• [Directions]: Search the data for the string "Output" and extract every line where it appears.
══════════════════════════════
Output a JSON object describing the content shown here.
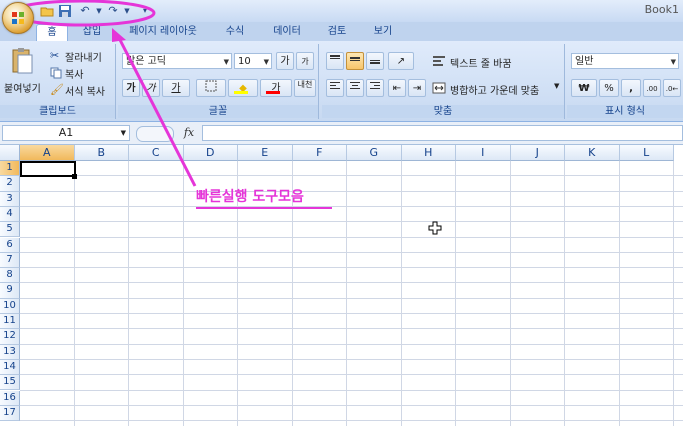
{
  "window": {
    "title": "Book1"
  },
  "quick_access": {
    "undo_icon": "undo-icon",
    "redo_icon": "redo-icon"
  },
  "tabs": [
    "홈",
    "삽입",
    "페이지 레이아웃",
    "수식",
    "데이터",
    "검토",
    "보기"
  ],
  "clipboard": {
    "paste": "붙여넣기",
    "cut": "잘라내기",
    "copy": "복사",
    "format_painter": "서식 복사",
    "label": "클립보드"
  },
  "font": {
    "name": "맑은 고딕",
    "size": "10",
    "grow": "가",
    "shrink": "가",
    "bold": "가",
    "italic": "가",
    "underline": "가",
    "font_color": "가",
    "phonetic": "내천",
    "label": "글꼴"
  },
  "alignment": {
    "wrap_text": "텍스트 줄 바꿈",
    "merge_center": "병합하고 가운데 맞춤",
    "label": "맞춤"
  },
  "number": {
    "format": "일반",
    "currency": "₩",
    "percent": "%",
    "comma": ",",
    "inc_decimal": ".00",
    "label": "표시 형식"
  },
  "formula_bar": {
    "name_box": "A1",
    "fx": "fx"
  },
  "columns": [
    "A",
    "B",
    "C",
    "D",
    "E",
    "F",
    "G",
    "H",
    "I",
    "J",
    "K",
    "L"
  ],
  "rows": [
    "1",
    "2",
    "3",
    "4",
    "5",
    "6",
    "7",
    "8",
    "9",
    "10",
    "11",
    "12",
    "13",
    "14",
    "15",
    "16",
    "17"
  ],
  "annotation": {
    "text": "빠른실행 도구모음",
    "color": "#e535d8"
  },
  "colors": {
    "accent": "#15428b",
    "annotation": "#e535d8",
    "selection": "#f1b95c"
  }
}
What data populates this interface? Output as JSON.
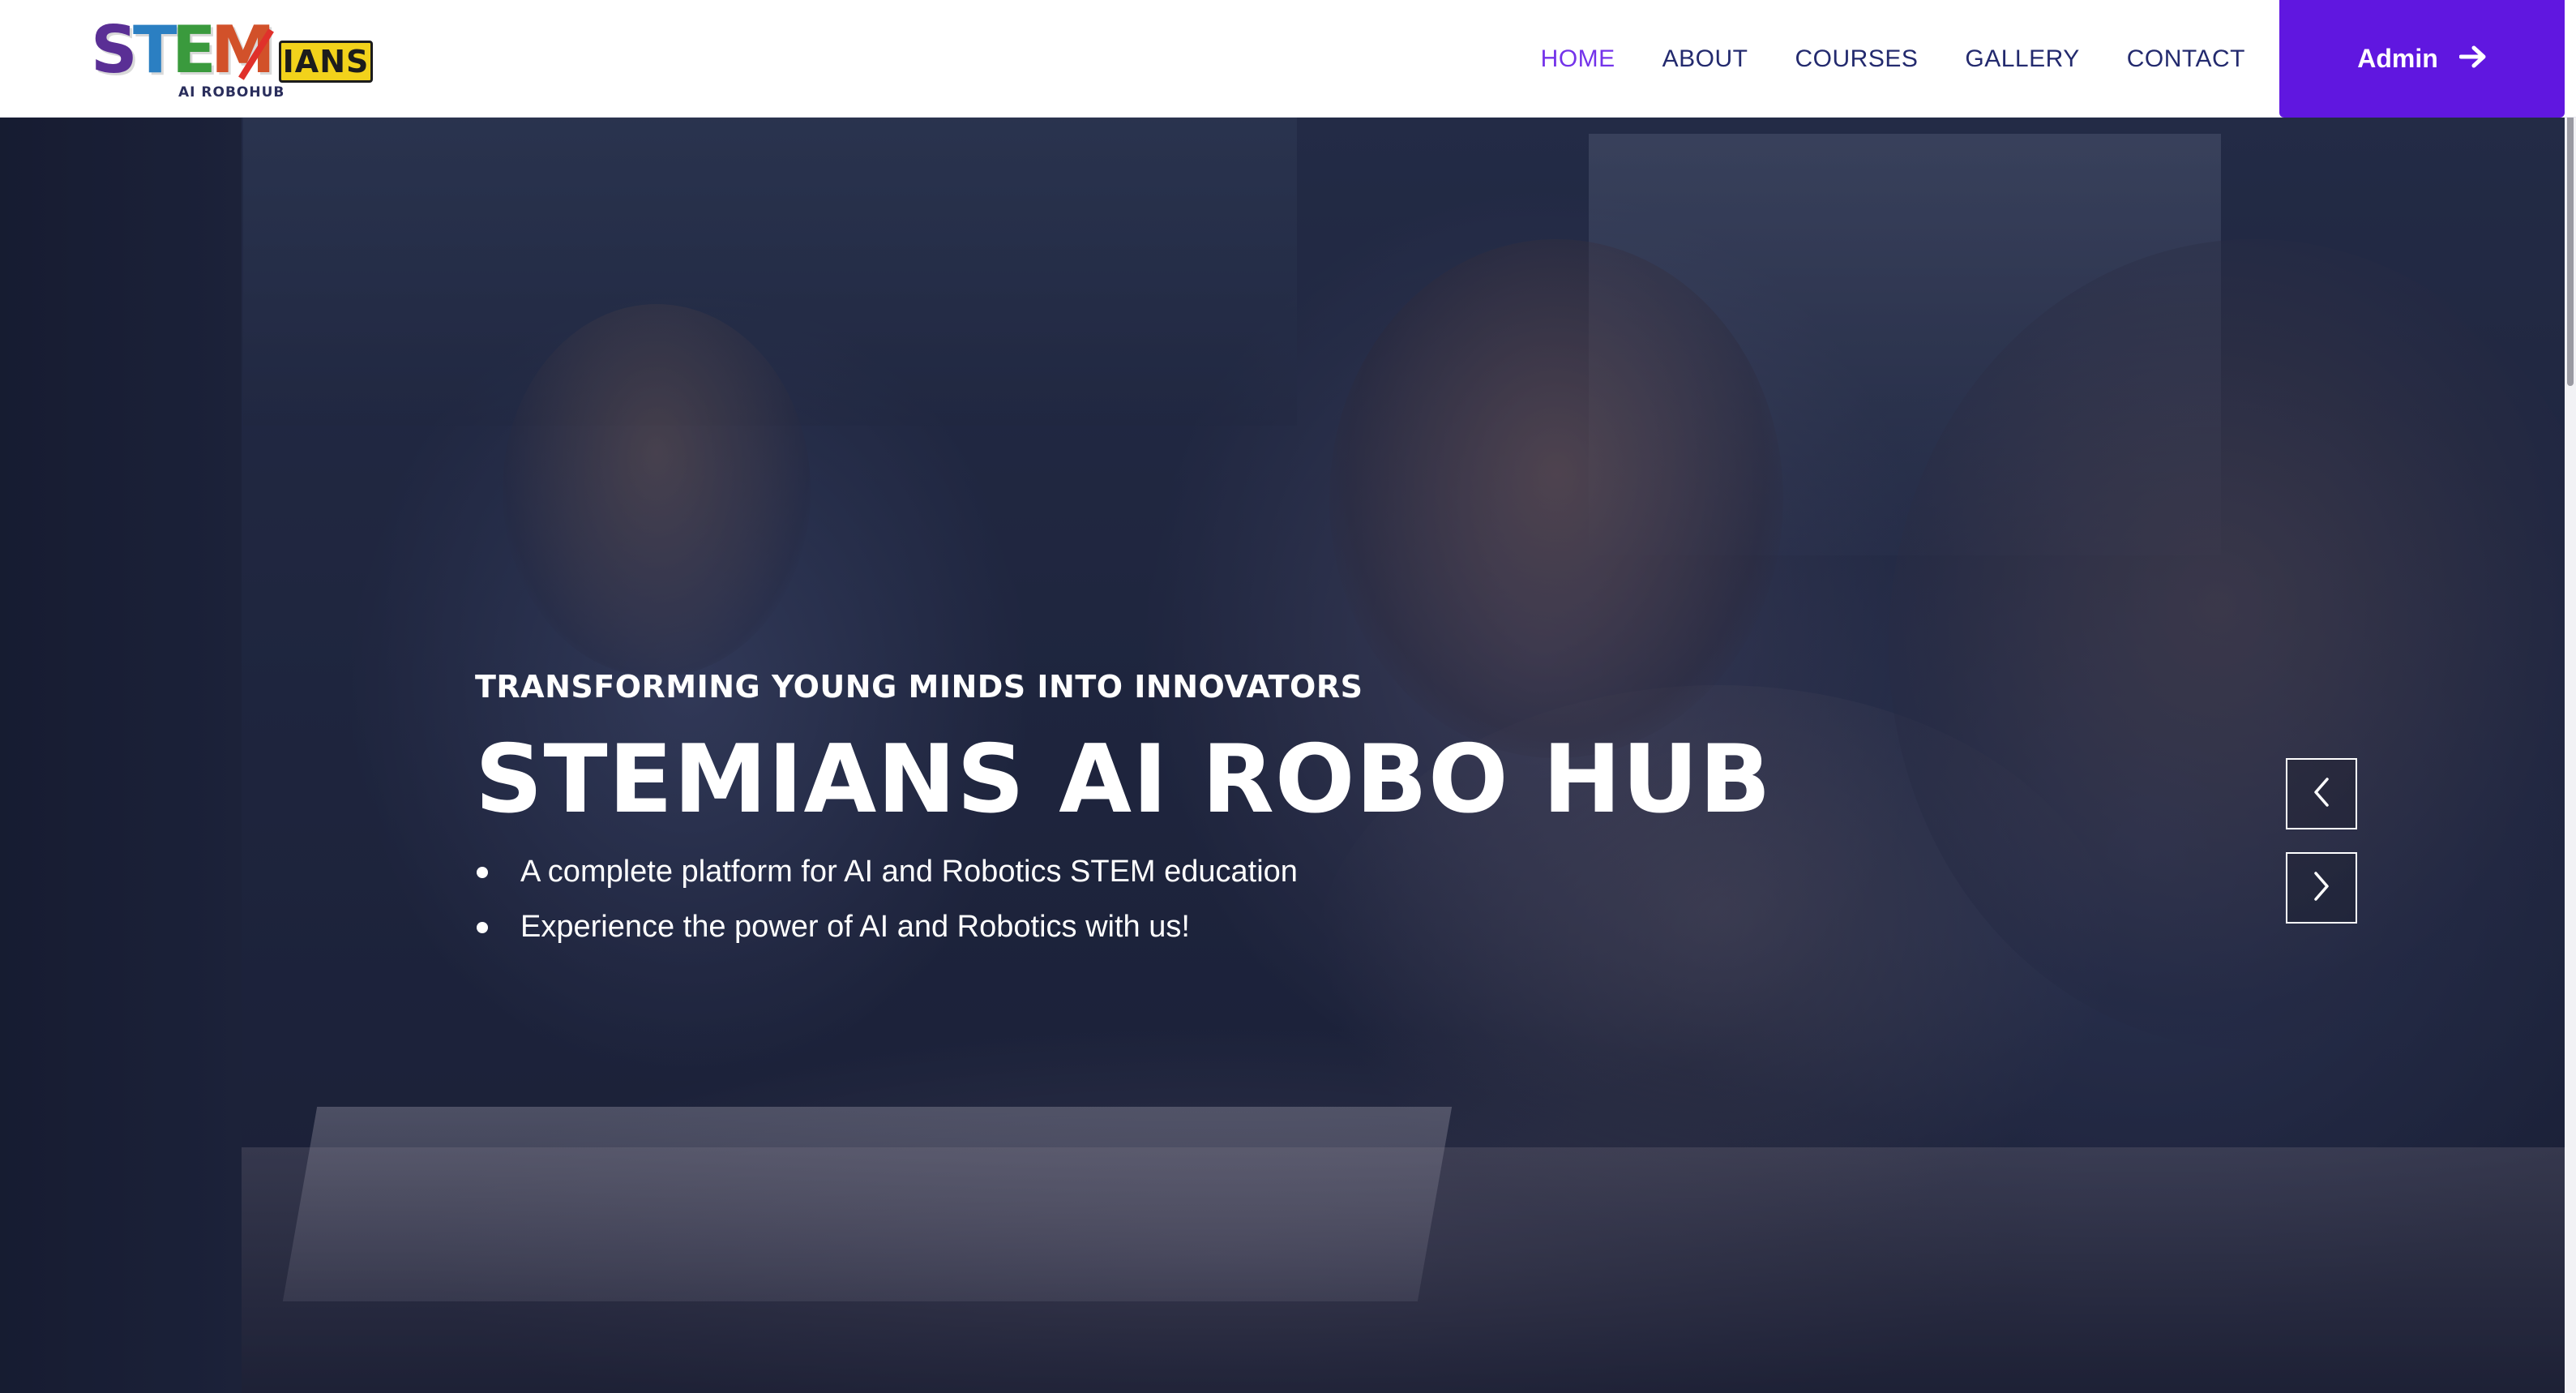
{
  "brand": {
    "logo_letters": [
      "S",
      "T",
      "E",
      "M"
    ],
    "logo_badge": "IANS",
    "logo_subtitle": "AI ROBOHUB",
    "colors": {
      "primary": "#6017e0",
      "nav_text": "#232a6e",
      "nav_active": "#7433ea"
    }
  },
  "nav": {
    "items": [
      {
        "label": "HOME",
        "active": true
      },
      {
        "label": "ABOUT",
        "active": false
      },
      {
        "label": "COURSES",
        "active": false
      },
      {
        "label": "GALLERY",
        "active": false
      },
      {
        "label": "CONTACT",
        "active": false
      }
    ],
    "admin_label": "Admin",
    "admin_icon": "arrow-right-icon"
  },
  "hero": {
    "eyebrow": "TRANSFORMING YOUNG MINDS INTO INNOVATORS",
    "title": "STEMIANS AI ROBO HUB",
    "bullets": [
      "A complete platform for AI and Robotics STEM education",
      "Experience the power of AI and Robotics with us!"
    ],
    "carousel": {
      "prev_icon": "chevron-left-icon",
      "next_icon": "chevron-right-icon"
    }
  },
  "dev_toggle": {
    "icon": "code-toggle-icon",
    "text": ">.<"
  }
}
══════════════════════════════
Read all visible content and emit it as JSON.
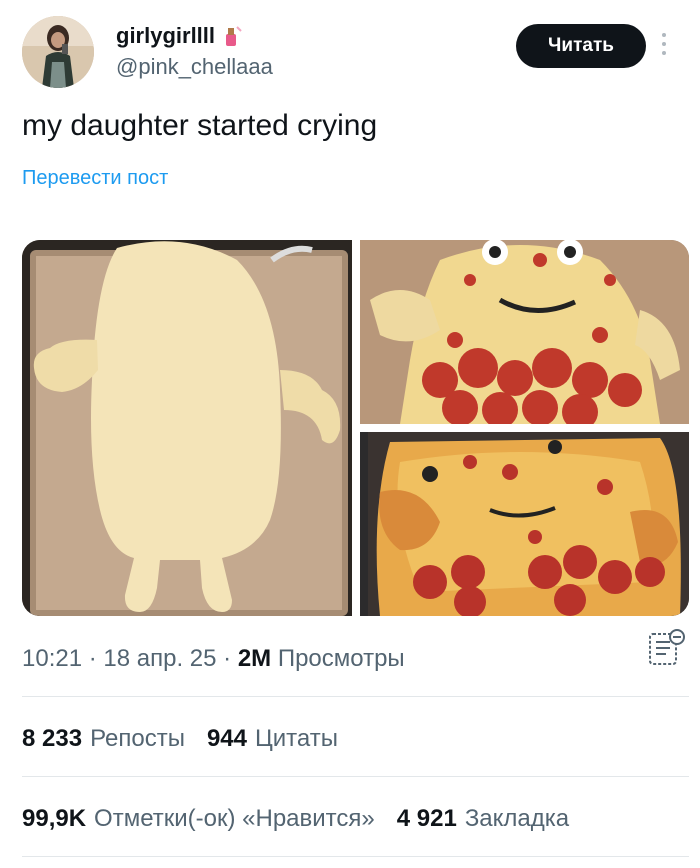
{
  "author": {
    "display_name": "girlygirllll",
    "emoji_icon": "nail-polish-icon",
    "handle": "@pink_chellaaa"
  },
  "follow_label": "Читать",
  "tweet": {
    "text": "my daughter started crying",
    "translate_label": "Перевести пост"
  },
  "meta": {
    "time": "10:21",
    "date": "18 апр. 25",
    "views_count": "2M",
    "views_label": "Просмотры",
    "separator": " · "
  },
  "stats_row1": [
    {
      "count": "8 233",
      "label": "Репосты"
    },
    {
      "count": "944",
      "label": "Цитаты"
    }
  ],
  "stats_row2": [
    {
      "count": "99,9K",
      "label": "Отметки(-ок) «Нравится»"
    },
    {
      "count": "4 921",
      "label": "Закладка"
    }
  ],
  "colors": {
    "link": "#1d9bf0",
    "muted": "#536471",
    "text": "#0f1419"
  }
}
══════════════════════════════
• [Answer to this problem]:
Output a JSON object describing the content shown here.
What data populates this interface? Output as JSON.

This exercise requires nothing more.